- Task objective -
Every line that contains the word "screenshot" should be copied out.

- Record excerpts -

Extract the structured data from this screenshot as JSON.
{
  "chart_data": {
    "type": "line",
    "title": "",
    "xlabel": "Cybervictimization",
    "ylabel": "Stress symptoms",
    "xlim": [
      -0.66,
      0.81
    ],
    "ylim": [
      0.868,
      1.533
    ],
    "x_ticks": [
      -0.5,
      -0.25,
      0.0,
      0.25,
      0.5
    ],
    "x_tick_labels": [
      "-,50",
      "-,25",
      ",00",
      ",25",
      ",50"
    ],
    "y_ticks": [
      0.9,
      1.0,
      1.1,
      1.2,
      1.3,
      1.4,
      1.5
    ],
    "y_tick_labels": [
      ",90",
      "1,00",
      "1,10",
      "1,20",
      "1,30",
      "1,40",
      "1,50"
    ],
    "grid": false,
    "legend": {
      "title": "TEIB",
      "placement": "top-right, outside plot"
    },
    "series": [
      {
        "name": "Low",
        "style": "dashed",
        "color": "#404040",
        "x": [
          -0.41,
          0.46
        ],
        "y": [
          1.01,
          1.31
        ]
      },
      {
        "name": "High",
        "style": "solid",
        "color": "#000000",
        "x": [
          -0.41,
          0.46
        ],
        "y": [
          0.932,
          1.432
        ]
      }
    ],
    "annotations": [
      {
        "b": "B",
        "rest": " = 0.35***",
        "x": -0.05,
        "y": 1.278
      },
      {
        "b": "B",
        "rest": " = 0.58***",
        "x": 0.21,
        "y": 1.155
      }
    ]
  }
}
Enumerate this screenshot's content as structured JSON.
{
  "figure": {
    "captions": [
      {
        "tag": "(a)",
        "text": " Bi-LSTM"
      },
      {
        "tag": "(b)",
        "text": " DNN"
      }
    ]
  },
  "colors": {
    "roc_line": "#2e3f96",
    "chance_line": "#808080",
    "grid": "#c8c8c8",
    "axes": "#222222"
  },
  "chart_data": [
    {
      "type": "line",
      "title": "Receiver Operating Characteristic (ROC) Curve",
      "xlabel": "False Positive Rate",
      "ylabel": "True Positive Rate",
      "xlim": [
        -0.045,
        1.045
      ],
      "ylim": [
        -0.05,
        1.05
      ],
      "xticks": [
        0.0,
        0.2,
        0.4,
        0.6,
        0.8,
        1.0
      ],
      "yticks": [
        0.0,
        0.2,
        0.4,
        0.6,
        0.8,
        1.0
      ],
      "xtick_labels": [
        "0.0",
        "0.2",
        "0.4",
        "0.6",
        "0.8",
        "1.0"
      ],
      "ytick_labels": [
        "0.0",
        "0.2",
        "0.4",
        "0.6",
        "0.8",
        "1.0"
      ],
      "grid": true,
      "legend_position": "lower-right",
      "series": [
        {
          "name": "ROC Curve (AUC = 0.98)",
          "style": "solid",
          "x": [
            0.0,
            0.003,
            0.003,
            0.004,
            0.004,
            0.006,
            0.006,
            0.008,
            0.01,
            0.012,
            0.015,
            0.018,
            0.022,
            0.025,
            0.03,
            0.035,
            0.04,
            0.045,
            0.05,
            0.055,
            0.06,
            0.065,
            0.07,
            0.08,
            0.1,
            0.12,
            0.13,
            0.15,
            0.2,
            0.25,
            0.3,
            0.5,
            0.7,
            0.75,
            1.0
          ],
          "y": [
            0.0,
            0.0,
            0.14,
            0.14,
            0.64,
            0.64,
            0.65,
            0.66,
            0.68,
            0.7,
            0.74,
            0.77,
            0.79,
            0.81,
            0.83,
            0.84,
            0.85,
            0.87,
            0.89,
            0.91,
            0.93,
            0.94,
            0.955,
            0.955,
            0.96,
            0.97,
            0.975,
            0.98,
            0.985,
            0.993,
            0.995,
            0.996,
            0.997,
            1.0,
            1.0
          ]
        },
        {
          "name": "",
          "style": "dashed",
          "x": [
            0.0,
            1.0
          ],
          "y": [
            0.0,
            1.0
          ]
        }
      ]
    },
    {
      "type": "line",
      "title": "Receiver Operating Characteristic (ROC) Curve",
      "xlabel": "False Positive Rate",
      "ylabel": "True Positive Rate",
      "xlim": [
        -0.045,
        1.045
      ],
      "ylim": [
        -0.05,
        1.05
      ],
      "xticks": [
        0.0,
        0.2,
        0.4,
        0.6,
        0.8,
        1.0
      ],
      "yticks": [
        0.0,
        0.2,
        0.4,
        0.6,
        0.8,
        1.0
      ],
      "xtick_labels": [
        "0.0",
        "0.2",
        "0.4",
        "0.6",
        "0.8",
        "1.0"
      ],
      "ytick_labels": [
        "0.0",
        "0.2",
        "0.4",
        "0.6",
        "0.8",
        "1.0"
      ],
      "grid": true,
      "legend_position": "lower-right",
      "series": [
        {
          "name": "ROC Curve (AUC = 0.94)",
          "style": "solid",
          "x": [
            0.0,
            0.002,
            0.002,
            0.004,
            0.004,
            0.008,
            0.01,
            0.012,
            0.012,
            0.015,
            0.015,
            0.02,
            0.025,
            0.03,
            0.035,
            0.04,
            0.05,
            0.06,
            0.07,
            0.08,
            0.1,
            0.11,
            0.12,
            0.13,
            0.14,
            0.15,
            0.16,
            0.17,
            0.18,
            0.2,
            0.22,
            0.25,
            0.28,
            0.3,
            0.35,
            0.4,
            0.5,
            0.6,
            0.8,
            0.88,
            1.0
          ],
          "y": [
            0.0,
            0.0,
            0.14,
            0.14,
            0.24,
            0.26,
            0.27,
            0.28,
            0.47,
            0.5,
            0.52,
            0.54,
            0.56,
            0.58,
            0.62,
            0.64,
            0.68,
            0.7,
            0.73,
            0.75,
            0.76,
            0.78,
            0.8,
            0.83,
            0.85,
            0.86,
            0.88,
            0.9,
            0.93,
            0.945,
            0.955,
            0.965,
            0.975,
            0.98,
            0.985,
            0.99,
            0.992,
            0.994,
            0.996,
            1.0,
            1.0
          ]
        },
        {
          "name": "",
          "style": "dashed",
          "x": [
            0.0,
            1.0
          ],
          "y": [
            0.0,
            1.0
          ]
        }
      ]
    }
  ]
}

- Correct result -
Extract the structured data from this screenshot as JSON.
Enumerate this screenshot's content as structured JSON.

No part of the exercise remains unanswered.